>> BEGIN Record list
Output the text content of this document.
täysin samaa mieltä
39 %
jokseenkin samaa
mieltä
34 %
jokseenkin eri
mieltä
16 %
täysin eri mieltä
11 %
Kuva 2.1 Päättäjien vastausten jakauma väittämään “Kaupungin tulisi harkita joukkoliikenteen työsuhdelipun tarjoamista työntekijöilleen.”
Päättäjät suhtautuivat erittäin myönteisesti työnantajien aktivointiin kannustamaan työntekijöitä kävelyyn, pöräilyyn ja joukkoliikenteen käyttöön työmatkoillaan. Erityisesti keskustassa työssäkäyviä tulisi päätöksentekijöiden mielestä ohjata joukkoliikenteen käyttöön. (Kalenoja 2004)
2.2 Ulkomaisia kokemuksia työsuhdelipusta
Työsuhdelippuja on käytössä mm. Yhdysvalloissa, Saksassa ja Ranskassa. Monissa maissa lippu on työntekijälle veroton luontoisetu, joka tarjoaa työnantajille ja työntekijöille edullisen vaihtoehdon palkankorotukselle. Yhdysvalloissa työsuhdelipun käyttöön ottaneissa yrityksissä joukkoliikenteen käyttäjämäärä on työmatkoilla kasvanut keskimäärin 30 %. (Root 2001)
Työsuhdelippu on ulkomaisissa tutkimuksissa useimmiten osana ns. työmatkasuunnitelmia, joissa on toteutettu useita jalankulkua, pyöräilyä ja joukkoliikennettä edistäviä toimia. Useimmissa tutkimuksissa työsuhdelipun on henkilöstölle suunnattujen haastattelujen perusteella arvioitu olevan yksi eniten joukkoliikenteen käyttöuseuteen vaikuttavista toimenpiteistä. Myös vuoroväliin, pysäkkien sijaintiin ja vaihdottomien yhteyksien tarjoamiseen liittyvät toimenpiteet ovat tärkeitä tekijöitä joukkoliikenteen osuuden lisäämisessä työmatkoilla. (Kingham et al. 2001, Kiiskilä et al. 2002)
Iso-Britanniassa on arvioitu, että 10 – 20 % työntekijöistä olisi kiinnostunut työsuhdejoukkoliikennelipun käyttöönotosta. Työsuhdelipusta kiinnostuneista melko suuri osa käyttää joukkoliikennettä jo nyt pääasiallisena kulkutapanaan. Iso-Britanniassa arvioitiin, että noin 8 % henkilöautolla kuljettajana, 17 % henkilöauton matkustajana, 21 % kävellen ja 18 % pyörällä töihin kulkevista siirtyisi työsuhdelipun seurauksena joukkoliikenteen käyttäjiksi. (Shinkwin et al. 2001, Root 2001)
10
>> END Record list
- Short problem:
Each line above that includes "täysin" should be shown.

- Solution to this task:
täysin samaa mieltä
täysin eri mieltä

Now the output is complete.